* _REQUIRED WORK_: Pull every line of the entries that has the word "Signora".

* _DATA EXCERPTS_:
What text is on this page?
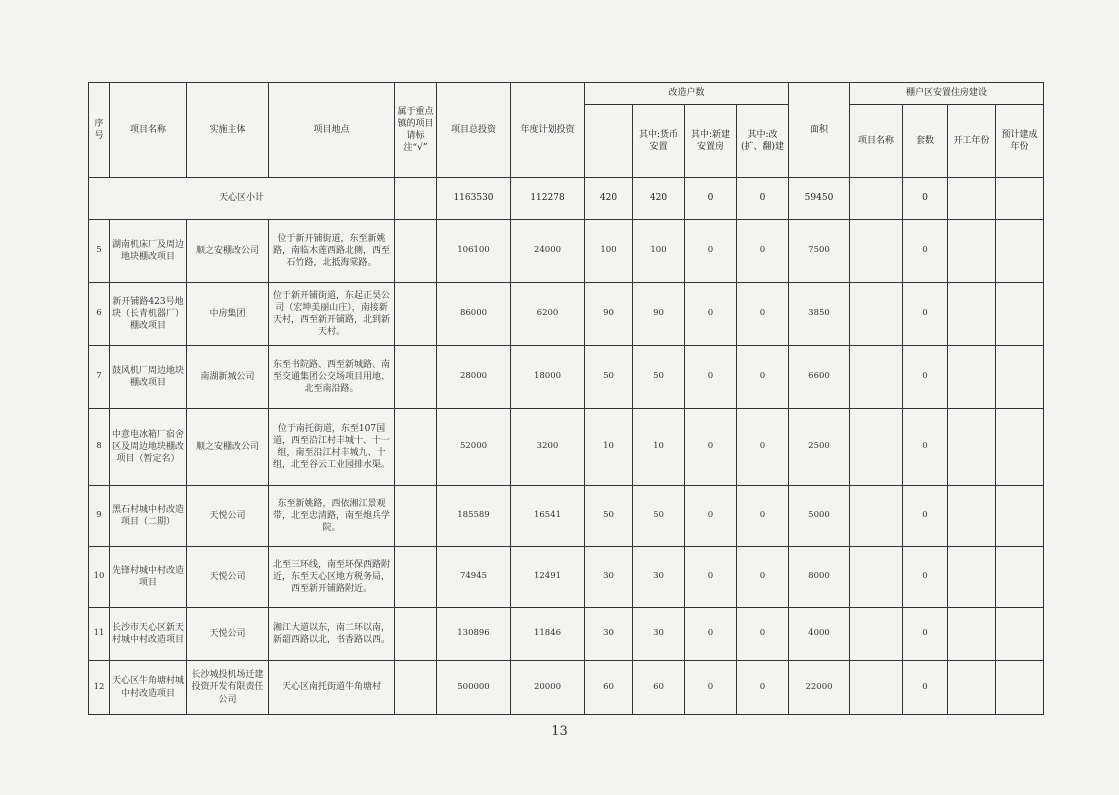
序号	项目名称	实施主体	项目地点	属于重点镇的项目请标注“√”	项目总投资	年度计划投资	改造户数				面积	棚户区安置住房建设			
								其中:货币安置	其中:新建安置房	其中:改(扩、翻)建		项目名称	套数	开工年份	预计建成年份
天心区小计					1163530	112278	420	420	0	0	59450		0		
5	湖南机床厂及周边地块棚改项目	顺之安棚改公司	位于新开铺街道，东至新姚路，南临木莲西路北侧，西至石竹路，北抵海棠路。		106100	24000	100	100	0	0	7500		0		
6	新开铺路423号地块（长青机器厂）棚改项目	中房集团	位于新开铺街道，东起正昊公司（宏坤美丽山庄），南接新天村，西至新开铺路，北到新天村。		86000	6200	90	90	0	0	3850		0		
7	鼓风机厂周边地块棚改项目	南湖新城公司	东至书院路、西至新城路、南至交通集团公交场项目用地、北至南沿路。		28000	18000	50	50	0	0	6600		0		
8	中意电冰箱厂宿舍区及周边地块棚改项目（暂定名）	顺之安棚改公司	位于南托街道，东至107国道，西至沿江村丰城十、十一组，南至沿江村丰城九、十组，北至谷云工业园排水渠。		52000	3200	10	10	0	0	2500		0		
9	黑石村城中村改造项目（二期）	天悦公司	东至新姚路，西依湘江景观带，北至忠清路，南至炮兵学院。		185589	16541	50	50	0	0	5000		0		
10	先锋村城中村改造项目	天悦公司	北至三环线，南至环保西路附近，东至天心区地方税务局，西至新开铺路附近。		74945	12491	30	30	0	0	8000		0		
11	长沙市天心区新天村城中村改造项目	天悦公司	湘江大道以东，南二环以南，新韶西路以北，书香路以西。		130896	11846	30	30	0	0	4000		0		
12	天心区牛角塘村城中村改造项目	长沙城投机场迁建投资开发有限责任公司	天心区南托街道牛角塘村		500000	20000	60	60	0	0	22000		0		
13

--

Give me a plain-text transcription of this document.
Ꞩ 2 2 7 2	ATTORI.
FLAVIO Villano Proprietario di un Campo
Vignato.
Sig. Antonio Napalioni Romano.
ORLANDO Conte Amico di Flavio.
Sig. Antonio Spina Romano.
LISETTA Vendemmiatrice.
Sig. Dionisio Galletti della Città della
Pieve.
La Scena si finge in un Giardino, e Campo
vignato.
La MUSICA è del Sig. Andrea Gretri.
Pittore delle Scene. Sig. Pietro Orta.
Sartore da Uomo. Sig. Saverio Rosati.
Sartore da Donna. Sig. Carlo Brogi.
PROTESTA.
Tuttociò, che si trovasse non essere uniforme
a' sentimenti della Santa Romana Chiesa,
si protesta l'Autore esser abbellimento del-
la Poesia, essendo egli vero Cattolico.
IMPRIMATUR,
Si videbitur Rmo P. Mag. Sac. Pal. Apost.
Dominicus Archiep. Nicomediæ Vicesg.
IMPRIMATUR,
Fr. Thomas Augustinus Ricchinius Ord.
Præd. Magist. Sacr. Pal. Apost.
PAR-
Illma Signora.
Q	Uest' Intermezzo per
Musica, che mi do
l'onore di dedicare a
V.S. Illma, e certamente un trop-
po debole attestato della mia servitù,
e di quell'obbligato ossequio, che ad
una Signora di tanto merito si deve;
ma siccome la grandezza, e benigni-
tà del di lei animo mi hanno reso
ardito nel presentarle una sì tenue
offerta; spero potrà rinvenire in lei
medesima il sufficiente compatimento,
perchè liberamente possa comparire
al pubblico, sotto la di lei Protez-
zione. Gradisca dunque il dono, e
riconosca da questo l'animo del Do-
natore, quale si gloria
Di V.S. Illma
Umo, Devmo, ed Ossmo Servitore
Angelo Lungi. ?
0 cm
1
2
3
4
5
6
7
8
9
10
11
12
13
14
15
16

* _EXPECTED ANSWER_:
Illma Signora.
una Signora di tanto merito si deve;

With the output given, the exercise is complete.